## Saved data entries
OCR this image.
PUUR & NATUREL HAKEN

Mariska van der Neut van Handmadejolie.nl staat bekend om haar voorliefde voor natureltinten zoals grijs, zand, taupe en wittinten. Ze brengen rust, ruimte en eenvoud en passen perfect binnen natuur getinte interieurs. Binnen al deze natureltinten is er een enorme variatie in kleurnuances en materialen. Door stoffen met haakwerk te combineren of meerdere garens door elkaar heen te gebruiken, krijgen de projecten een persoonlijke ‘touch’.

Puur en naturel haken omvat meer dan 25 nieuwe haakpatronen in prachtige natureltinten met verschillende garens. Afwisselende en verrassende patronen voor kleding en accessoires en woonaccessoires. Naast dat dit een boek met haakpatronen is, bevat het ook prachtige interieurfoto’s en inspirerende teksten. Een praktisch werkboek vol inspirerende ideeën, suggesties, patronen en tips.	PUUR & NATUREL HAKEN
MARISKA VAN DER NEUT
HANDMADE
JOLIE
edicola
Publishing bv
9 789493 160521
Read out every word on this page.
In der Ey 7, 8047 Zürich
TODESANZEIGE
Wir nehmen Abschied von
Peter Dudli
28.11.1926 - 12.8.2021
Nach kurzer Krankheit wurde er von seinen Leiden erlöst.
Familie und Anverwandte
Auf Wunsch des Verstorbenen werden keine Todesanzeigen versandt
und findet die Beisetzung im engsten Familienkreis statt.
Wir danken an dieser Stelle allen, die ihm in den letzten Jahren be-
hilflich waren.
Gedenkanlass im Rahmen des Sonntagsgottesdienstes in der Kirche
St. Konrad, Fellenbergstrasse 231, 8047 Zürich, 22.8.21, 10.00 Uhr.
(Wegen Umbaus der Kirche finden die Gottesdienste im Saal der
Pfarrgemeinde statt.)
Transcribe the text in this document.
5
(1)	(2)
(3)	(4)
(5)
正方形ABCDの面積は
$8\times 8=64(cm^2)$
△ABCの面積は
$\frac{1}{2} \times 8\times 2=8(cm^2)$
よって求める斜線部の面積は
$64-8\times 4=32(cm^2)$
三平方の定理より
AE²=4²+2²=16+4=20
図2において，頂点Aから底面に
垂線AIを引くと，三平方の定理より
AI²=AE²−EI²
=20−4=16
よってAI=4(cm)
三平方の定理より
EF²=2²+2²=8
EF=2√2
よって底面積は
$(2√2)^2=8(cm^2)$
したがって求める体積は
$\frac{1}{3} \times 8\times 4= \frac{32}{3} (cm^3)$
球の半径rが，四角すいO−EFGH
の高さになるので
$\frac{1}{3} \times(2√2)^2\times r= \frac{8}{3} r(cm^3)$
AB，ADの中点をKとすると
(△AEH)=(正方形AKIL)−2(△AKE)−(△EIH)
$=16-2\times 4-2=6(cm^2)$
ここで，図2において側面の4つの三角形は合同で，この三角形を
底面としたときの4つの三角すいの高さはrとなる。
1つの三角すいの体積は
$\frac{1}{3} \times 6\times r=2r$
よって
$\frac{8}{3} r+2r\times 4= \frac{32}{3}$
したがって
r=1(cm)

## What is expected
Your task is to write out the lines from the one with "Transcribe the text in this document." through the end of the records, exactly and with nothing added.

## Exercise response
Transcribe the text in this document.
5
(1)	(2)
(3)	(4)
(5)
正方形ABCDの面積は
$8\times 8=64(cm^2)$
△ABCの面積は
$\frac{1}{2} \times 8\times 2=8(cm^2)$
よって求める斜線部の面積は
$64-8\times 4=32(cm^2)$
三平方の定理より
AE²=4²+2²=16+4=20
図2において，頂点Aから底面に
垂線AIを引くと，三平方の定理より
AI²=AE²−EI²
=20−4=16
よってAI=4(cm)
三平方の定理より
EF²=2²+2²=8
EF=2√2
よって底面積は
$(2√2)^2=8(cm^2)$
したがって求める体積は
$\frac{1}{3} \times 8\times 4= \frac{32}{3} (cm^3)$
球の半径rが，四角すいO−EFGH
の高さになるので
$\frac{1}{3} \times(2√2)^2\times r= \frac{8}{3} r(cm^3)$
AB，ADの中点をKとすると
(△AEH)=(正方形AKIL)−2(△AKE)−(△EIH)
$=16-2\times 4-2=6(cm^2)$
ここで，図2において側面の4つの三角形は合同で，この三角形を
底面としたときの4つの三角すいの高さはrとなる。
1つの三角すいの体積は
$\frac{1}{3} \times 6\times r=2r$
よって
$\frac{8}{3} r+2r\times 4= \frac{32}{3}$
したがって
r=1(cm)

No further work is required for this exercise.